Collected data
::::::::
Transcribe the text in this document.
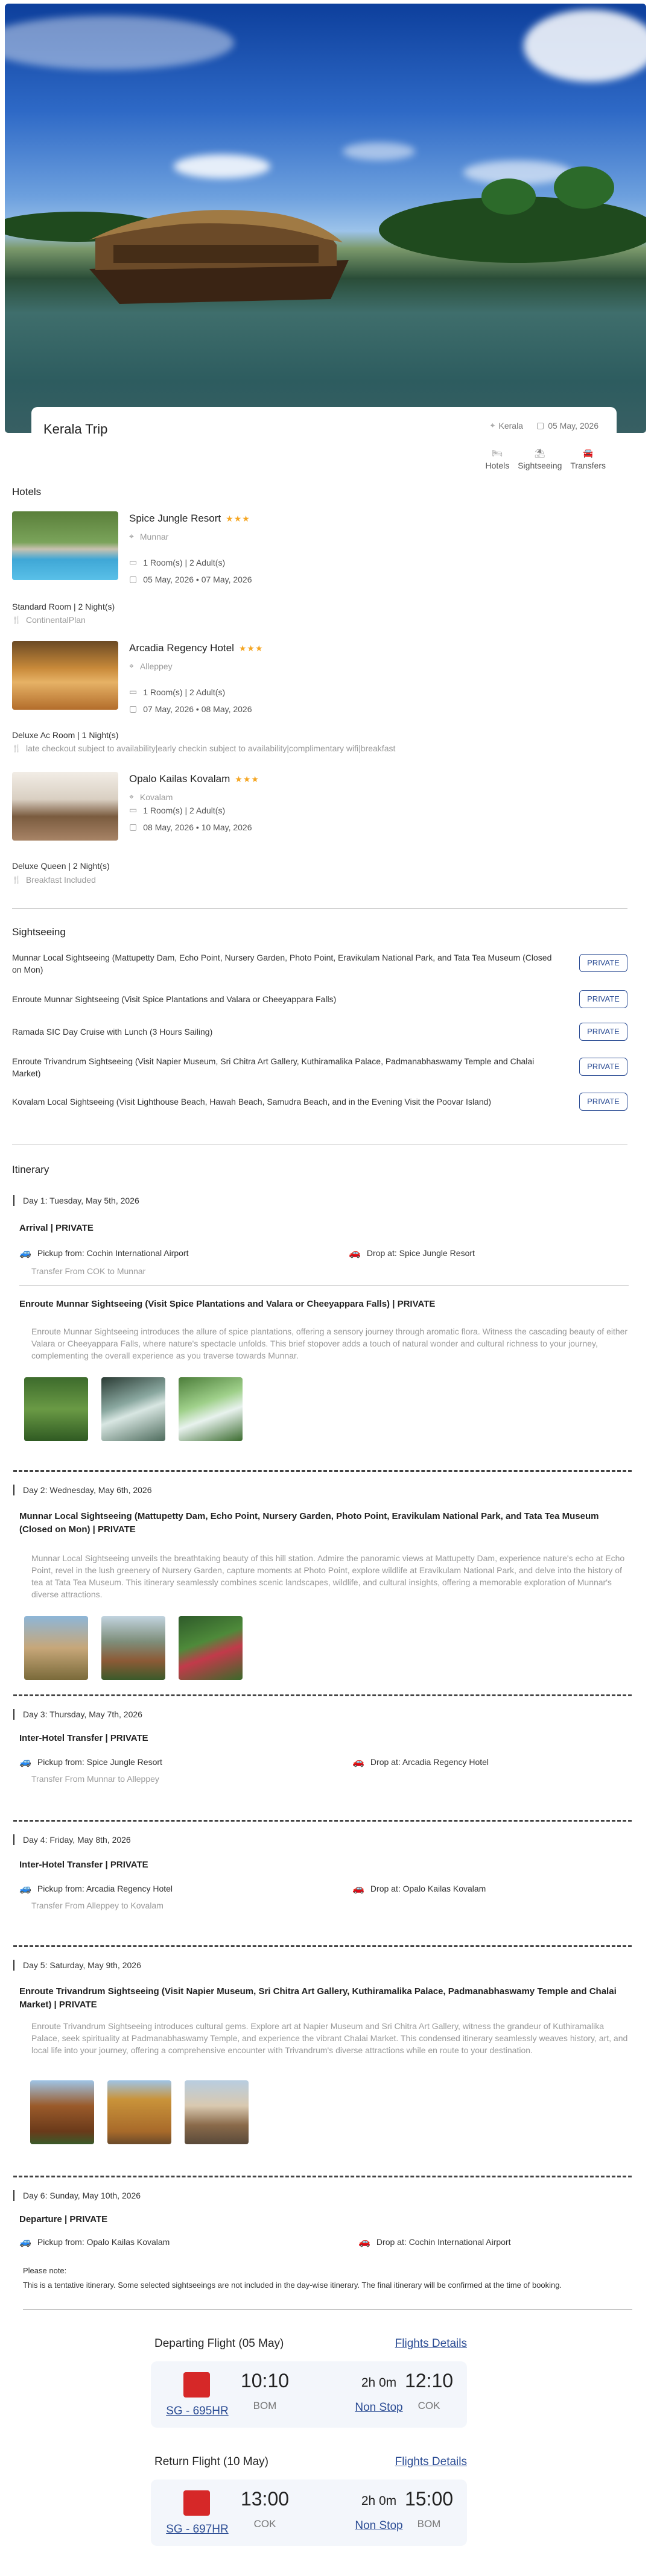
Kerala Trip	⌖ Kerala ▢ 05 May, 2026
🛏
Hotels
⛱
Sightseeing
🚘
Transfers
Hotels
Spice Jungle Resort ★★★
⌖ Munnar
▭ 1 Room(s) | 2 Adult(s)
▢ 05 May, 2026 • 07 May, 2026
Standard Room | 2 Night(s)
🍴 ContinentalPlan
Arcadia Regency Hotel ★★★
⌖ Alleppey
▭ 1 Room(s) | 2 Adult(s)
▢ 07 May, 2026 • 08 May, 2026
Deluxe Ac Room | 1 Night(s)
🍴 late checkout subject to availability|early checkin subject to availability|complimentary wifi|breakfast
Opalo Kailas Kovalam ★★★
⌖ Kovalam
▭ 1 Room(s) | 2 Adult(s)
▢ 08 May, 2026 • 10 May, 2026
Deluxe Queen | 2 Night(s)
🍴 Breakfast Included
Sightseeing
Munnar Local Sightseeing (Mattupetty Dam, Echo Point, Nursery Garden, Photo Point, Eravikulam National Park, and Tata Tea Museum (Closed on Mon)
PRIVATE
Enroute Munnar Sightseeing (Visit Spice Plantations and Valara or Cheeyappara Falls)	PRIVATE
Ramada SIC Day Cruise with Lunch (3 Hours Sailing)	PRIVATE
Enroute Trivandrum Sightseeing (Visit Napier Museum, Sri Chitra Art Gallery, Kuthiramalika Palace, Padmanabhaswamy Temple and Chalai Market)
PRIVATE
Kovalam Local Sightseeing (Visit Lighthouse Beach, Hawah Beach, Samudra Beach, and in the Evening Visit the Poovar Island)	PRIVATE
Itinerary
Day 1: Tuesday, May 5th, 2026
Arrival | PRIVATE
🚙 Pickup from: Cochin International Airport	🚗 Drop at: Spice Jungle Resort
Transfer From COK to Munnar
Enroute Munnar Sightseeing (Visit Spice Plantations and Valara or Cheeyappara Falls) | PRIVATE
Enroute Munnar Sightseeing introduces the allure of spice plantations, offering a sensory journey through aromatic flora. Witness the cascading beauty of either Valara or Cheeyappara Falls, where nature's spectacle unfolds. This brief stopover adds a touch of natural wonder and cultural richness to your journey, complementing the overall experience as you traverse towards Munnar.
Day 2: Wednesday, May 6th, 2026
Munnar Local Sightseeing (Mattupetty Dam, Echo Point, Nursery Garden, Photo Point, Eravikulam National Park, and Tata Tea Museum (Closed on Mon) | PRIVATE
Munnar Local Sightseeing unveils the breathtaking beauty of this hill station. Admire the panoramic views at Mattupetty Dam, experience nature's echo at Echo Point, revel in the lush greenery of Nursery Garden, capture moments at Photo Point, explore wildlife at Eravikulam National Park, and delve into the history of tea at Tata Tea Museum. This itinerary seamlessly combines scenic landscapes, wildlife, and cultural insights, offering a memorable exploration of Munnar's diverse attractions.
Day 3: Thursday, May 7th, 2026
Inter-Hotel Transfer | PRIVATE
🚙 Pickup from: Spice Jungle Resort	🚗 Drop at: Arcadia Regency Hotel
Transfer From Munnar to Alleppey
Day 4: Friday, May 8th, 2026
Inter-Hotel Transfer | PRIVATE
🚙 Pickup from: Arcadia Regency Hotel	🚗 Drop at: Opalo Kailas Kovalam
Transfer From Alleppey to Kovalam
Day 5: Saturday, May 9th, 2026
Enroute Trivandrum Sightseeing (Visit Napier Museum, Sri Chitra Art Gallery, Kuthiramalika Palace, Padmanabhaswamy Temple and Chalai Market) | PRIVATE
Enroute Trivandrum Sightseeing introduces cultural gems. Explore art at Napier Museum and Sri Chitra Art Gallery, witness the grandeur of Kuthiramalika Palace, seek spirituality at Padmanabhaswamy Temple, and experience the vibrant Chalai Market. This condensed itinerary seamlessly weaves history, art, and local life into your journey, offering a comprehensive encounter with Trivandrum's diverse attractions while en route to your destination.
Day 6: Sunday, May 10th, 2026
Departure | PRIVATE
🚙 Pickup from: Opalo Kailas Kovalam	🚗 Drop at: Cochin International Airport
Please note:
This is a tentative itinerary. Some selected sightseeings are not included in the day-wise itinerary. The final itinerary will be confirmed at the time of booking.
Departing Flight (05 May)	Flights Details
SG - 695HR
10:10
BOM
2h 0m
Non Stop
12:10
COK
Return Flight (10 May)	Flights Details
SG - 697HR
13:00
COK
2h 0m
Non Stop
15:00
BOM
::::::::
__INSTRUCTIONS TO FOLLOW__:
Using the listing, collect all lines in which the string "nature" is found.

__RESULT OF THE EXERCISE__:
Enroute Munnar Sightseeing introduces the allure of spice plantations, offering a sensory journey through aromatic flora. Witness the cascading beauty of either Valara or Cheeyappara Falls, where nature's spectacle unfolds. This brief stopover adds a touch of natural wonder and cultural richness to your journey, complementing the overall experience as you traverse towards Munnar.
Munnar Local Sightseeing unveils the breathtaking beauty of this hill station. Admire the panoramic views at Mattupetty Dam, experience nature's echo at Echo Point, revel in the lush greenery of Nursery Garden, capture moments at Photo Point, explore wildlife at Eravikulam National Park, and delve into the history of tea at Tata Tea Museum. This itinerary seamlessly combines scenic landscapes, wildlife, and cultural insights, offering a memorable exploration of Munnar's diverse attractions.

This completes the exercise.